(Extracted records)
□ □ □

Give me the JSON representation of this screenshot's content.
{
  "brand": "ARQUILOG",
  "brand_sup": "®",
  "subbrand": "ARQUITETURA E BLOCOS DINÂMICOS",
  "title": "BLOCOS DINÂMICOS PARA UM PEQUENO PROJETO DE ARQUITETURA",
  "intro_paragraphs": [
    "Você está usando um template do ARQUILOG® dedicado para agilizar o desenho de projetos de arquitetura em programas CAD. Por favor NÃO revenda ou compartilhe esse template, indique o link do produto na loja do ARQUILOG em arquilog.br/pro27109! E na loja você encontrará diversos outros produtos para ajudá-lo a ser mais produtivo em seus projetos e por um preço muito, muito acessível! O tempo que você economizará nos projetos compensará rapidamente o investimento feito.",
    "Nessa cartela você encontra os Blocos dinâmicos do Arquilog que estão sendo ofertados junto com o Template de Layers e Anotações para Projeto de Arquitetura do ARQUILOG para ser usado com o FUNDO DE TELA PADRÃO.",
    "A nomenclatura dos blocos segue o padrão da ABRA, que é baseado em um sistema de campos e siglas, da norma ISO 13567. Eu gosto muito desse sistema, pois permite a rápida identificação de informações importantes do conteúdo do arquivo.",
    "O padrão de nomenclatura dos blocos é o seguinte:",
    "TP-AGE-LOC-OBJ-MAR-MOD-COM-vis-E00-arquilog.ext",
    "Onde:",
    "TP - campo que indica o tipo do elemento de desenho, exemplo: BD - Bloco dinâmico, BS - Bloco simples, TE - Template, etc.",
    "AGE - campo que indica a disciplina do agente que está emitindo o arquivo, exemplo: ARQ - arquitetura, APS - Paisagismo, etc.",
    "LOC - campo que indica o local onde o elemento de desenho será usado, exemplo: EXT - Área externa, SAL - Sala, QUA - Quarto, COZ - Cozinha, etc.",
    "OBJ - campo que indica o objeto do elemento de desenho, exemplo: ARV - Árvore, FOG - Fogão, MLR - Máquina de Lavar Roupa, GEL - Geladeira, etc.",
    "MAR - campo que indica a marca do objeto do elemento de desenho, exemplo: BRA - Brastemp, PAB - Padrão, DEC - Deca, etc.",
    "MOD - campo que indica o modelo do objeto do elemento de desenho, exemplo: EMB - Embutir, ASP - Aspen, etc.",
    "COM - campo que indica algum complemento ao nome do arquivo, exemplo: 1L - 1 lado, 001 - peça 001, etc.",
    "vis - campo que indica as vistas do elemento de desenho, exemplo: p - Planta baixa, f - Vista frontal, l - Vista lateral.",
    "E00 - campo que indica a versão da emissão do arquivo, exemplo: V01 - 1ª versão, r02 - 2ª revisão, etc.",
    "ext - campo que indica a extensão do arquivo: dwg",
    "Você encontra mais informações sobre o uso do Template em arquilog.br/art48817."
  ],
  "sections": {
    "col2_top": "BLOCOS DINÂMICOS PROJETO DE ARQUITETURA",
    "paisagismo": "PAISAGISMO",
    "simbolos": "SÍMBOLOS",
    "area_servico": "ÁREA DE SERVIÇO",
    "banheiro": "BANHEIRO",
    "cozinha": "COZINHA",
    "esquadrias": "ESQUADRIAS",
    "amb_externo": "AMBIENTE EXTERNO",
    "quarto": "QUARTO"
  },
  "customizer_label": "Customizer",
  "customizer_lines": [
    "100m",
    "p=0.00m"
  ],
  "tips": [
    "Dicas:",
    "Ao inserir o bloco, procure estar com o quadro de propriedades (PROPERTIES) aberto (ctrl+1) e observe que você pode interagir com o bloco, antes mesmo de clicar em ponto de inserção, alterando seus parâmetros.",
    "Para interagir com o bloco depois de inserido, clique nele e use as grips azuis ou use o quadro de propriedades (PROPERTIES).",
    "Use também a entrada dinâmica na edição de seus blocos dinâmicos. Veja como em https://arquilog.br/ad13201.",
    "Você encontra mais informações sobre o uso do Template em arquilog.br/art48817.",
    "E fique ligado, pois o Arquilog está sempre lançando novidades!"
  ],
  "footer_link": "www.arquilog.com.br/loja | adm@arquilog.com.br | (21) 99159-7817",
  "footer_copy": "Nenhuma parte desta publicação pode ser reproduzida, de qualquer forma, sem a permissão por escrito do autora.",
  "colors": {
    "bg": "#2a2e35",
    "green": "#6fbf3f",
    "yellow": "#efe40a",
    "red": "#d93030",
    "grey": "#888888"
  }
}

□ □ □

# AIM OF THE TASK
Each record above should be output again exactly.

# EXERCISE RESULT
Give me the JSON representation of this screenshot's content.
{
  "brand": "ARQUILOG",
  "brand_sup": "®",
  "subbrand": "ARQUITETURA E BLOCOS DINÂMICOS",
  "title": "BLOCOS DINÂMICOS PARA UM PEQUENO PROJETO DE ARQUITETURA",
  "intro_paragraphs": [
    "Você está usando um template do ARQUILOG® dedicado para agilizar o desenho de projetos de arquitetura em programas CAD. Por favor NÃO revenda ou compartilhe esse template, indique o link do produto na loja do ARQUILOG em arquilog.br/pro27109! E na loja você encontrará diversos outros produtos para ajudá-lo a ser mais produtivo em seus projetos e por um preço muito, muito acessível! O tempo que você economizará nos projetos compensará rapidamente o investimento feito.",
    "Nessa cartela você encontra os Blocos dinâmicos do Arquilog que estão sendo ofertados junto com o Template de Layers e Anotações para Projeto de Arquitetura do ARQUILOG para ser usado com o FUNDO DE TELA PADRÃO.",
    "A nomenclatura dos blocos segue o padrão da ABRA, que é baseado em um sistema de campos e siglas, da norma ISO 13567. Eu gosto muito desse sistema, pois permite a rápida identificação de informações importantes do conteúdo do arquivo.",
    "O padrão de nomenclatura dos blocos é o seguinte:",
    "TP-AGE-LOC-OBJ-MAR-MOD-COM-vis-E00-arquilog.ext",
    "Onde:",
    "TP - campo que indica o tipo do elemento de desenho, exemplo: BD - Bloco dinâmico, BS - Bloco simples, TE - Template, etc.",
    "AGE - campo que indica a disciplina do agente que está emitindo o arquivo, exemplo: ARQ - arquitetura, APS - Paisagismo, etc.",
    "LOC - campo que indica o local onde o elemento de desenho será usado, exemplo: EXT - Área externa, SAL - Sala, QUA - Quarto, COZ - Cozinha, etc.",
    "OBJ - campo que indica o objeto do elemento de desenho, exemplo: ARV - Árvore, FOG - Fogão, MLR - Máquina de Lavar Roupa, GEL - Geladeira, etc.",
    "MAR - campo que indica a marca do objeto do elemento de desenho, exemplo: BRA - Brastemp, PAB - Padrão, DEC - Deca, etc.",
    "MOD - campo que indica o modelo do objeto do elemento de desenho, exemplo: EMB - Embutir, ASP - Aspen, etc.",
    "COM - campo que indica algum complemento ao nome do arquivo, exemplo: 1L - 1 lado, 001 - peça 001, etc.",
    "vis - campo que indica as vistas do elemento de desenho, exemplo: p - Planta baixa, f - Vista frontal, l - Vista lateral.",
    "E00 - campo que indica a versão da emissão do arquivo, exemplo: V01 - 1ª versão, r02 - 2ª revisão, etc.",
    "ext - campo que indica a extensão do arquivo: dwg",
    "Você encontra mais informações sobre o uso do Template em arquilog.br/art48817."
  ],
  "sections": {
    "col2_top": "BLOCOS DINÂMICOS PROJETO DE ARQUITETURA",
    "paisagismo": "PAISAGISMO",
    "simbolos": "SÍMBOLOS",
    "area_servico": "ÁREA DE SERVIÇO",
    "banheiro": "BANHEIRO",
    "cozinha": "COZINHA",
    "esquadrias": "ESQUADRIAS",
    "amb_externo": "AMBIENTE EXTERNO",
    "quarto": "QUARTO"
  },
  "customizer_label": "Customizer",
  "customizer_lines": [
    "100m",
    "p=0.00m"
  ],
  "tips": [
    "Dicas:",
    "Ao inserir o bloco, procure estar com o quadro de propriedades (PROPERTIES) aberto (ctrl+1) e observe que você pode interagir com o bloco, antes mesmo de clicar em ponto de inserção, alterando seus parâmetros.",
    "Para interagir com o bloco depois de inserido, clique nele e use as grips azuis ou use o quadro de propriedades (PROPERTIES).",
    "Use também a entrada dinâmica na edição de seus blocos dinâmicos. Veja como em https://arquilog.br/ad13201.",
    "Você encontra mais informações sobre o uso do Template em arquilog.br/art48817.",
    "E fique ligado, pois o Arquilog está sempre lançando novidades!"
  ],
  "footer_link": "www.arquilog.com.br/loja | adm@arquilog.com.br | (21) 99159-7817",
  "footer_copy": "Nenhuma parte desta publicação pode ser reproduzida, de qualquer forma, sem a permissão por escrito do autora.",
  "colors": {
    "bg": "#2a2e35",
    "green": "#6fbf3f",
    "yellow": "#efe40a",
    "red": "#d93030",
    "grey": "#888888"
  }
}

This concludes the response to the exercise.